▶ _STATED TASK_
Below are some entries; can you quote all of them exactly?

[START OF DATA ROWS]

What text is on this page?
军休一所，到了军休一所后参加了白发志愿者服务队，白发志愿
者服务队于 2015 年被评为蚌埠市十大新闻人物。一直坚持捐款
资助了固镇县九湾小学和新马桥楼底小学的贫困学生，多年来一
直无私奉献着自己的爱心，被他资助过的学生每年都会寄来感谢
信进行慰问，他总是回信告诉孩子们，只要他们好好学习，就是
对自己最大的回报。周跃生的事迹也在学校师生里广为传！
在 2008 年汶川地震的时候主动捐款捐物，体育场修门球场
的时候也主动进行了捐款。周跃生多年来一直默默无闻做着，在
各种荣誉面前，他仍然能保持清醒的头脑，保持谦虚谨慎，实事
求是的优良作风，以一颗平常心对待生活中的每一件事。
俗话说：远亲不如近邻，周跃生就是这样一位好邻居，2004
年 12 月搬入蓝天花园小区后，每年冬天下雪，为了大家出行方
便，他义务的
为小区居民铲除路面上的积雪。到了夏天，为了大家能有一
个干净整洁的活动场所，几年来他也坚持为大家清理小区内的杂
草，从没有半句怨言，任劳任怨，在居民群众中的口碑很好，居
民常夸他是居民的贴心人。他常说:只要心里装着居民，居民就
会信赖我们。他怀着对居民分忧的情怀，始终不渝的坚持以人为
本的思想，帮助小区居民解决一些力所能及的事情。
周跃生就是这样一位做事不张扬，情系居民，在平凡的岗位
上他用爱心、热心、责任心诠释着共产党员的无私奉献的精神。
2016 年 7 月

[END OF DATA ROWS]

▶ _FULL SOLUTION_
What text is on this page?
军休一所，到了军休一所后参加了白发志愿者服务队，白发志愿
者服务队于 2015 年被评为蚌埠市十大新闻人物。一直坚持捐款
资助了固镇县九湾小学和新马桥楼底小学的贫困学生，多年来一
直无私奉献着自己的爱心，被他资助过的学生每年都会寄来感谢
信进行慰问，他总是回信告诉孩子们，只要他们好好学习，就是
对自己最大的回报。周跃生的事迹也在学校师生里广为传！
在 2008 年汶川地震的时候主动捐款捐物，体育场修门球场
的时候也主动进行了捐款。周跃生多年来一直默默无闻做着，在
各种荣誉面前，他仍然能保持清醒的头脑，保持谦虚谨慎，实事
求是的优良作风，以一颗平常心对待生活中的每一件事。
俗话说：远亲不如近邻，周跃生就是这样一位好邻居，2004
年 12 月搬入蓝天花园小区后，每年冬天下雪，为了大家出行方
便，他义务的
为小区居民铲除路面上的积雪。到了夏天，为了大家能有一
个干净整洁的活动场所，几年来他也坚持为大家清理小区内的杂
草，从没有半句怨言，任劳任怨，在居民群众中的口碑很好，居
民常夸他是居民的贴心人。他常说:只要心里装着居民，居民就
会信赖我们。他怀着对居民分忧的情怀，始终不渝的坚持以人为
本的思想，帮助小区居民解决一些力所能及的事情。
周跃生就是这样一位做事不张扬，情系居民，在平凡的岗位
上他用爱心、热心、责任心诠释着共产党员的无私奉献的精神。
2016 年 7 月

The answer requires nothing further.